MATERIAL PROVIDED
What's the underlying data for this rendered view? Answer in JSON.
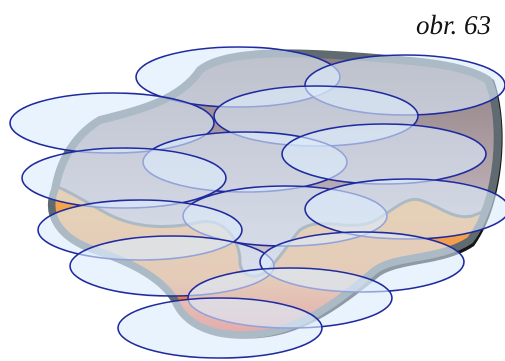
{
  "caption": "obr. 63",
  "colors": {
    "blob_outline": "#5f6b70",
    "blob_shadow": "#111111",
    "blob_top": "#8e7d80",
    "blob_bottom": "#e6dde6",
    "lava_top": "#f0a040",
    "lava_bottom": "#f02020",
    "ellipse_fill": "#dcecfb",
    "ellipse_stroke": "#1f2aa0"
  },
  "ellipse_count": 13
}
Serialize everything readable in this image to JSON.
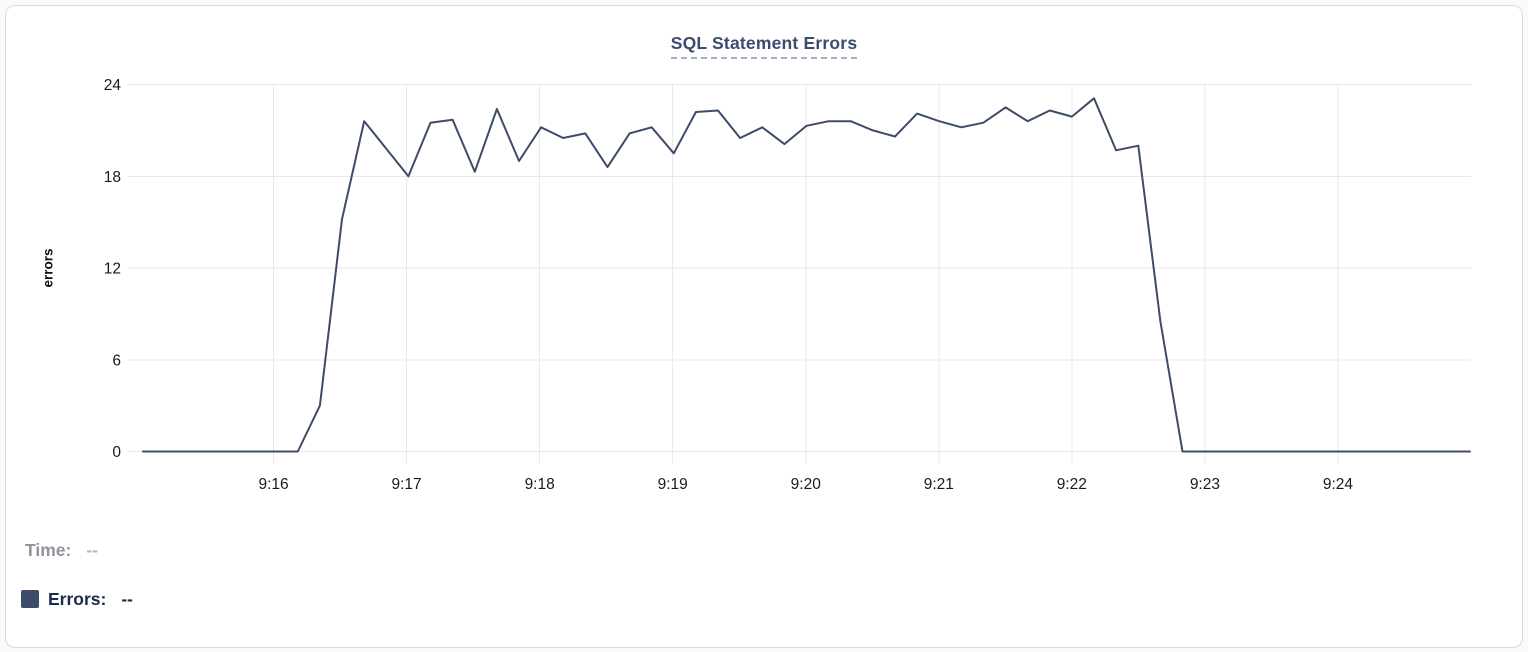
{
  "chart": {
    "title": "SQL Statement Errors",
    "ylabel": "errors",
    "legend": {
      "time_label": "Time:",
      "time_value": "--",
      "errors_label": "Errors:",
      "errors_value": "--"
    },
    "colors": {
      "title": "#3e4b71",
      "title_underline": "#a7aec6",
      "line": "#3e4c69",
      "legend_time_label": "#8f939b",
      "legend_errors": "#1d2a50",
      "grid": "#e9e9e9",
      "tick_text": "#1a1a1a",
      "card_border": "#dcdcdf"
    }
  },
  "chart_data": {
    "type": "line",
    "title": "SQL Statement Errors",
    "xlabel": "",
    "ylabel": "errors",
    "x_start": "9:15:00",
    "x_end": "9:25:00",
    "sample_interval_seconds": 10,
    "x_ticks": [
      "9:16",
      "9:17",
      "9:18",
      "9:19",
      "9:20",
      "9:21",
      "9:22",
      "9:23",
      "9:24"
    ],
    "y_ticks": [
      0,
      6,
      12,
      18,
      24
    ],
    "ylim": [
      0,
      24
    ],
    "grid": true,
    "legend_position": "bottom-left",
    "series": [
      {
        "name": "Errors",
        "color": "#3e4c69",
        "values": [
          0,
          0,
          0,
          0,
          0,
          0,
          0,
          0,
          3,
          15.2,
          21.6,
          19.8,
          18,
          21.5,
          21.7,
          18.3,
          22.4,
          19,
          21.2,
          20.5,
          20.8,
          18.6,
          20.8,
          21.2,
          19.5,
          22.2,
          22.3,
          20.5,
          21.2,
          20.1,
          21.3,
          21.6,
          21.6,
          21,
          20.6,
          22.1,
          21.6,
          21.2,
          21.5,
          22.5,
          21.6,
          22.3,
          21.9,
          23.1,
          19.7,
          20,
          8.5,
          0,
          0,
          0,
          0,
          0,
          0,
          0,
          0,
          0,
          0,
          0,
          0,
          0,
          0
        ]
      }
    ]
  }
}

PROMPT
Repeat the records above verbatim, with no pictures in the result.

EXERCISE SOLUTION
What's the underlying data for this rendered view? Answer in JSON.
{
  "caption": "obr. 63",
  "colors": {
    "blob_outline": "#5f6b70",
    "blob_shadow": "#111111",
    "blob_top": "#8e7d80",
    "blob_bottom": "#e6dde6",
    "lava_top": "#f0a040",
    "lava_bottom": "#f02020",
    "ellipse_fill": "#dcecfb",
    "ellipse_stroke": "#1f2aa0"
  },
  "ellipse_count": 13
}
Serialize everything readable in this image to JSON.
{
  "chart": {
    "title": "SQL Statement Errors",
    "ylabel": "errors",
    "legend": {
      "time_label": "Time:",
      "time_value": "--",
      "errors_label": "Errors:",
      "errors_value": "--"
    },
    "colors": {
      "title": "#3e4b71",
      "title_underline": "#a7aec6",
      "line": "#3e4c69",
      "legend_time_label": "#8f939b",
      "legend_errors": "#1d2a50",
      "grid": "#e9e9e9",
      "tick_text": "#1a1a1a",
      "card_border": "#dcdcdf"
    }
  },
  "chart_data": {
    "type": "line",
    "title": "SQL Statement Errors",
    "xlabel": "",
    "ylabel": "errors",
    "x_start": "9:15:00",
    "x_end": "9:25:00",
    "sample_interval_seconds": 10,
    "x_ticks": [
      "9:16",
      "9:17",
      "9:18",
      "9:19",
      "9:20",
      "9:21",
      "9:22",
      "9:23",
      "9:24"
    ],
    "y_ticks": [
      0,
      6,
      12,
      18,
      24
    ],
    "ylim": [
      0,
      24
    ],
    "grid": true,
    "legend_position": "bottom-left",
    "series": [
      {
        "name": "Errors",
        "color": "#3e4c69",
        "values": [
          0,
          0,
          0,
          0,
          0,
          0,
          0,
          0,
          3,
          15.2,
          21.6,
          19.8,
          18,
          21.5,
          21.7,
          18.3,
          22.4,
          19,
          21.2,
          20.5,
          20.8,
          18.6,
          20.8,
          21.2,
          19.5,
          22.2,
          22.3,
          20.5,
          21.2,
          20.1,
          21.3,
          21.6,
          21.6,
          21,
          20.6,
          22.1,
          21.6,
          21.2,
          21.5,
          22.5,
          21.6,
          22.3,
          21.9,
          23.1,
          19.7,
          20,
          8.5,
          0,
          0,
          0,
          0,
          0,
          0,
          0,
          0,
          0,
          0,
          0,
          0,
          0,
          0
        ]
      }
    ]
  }
}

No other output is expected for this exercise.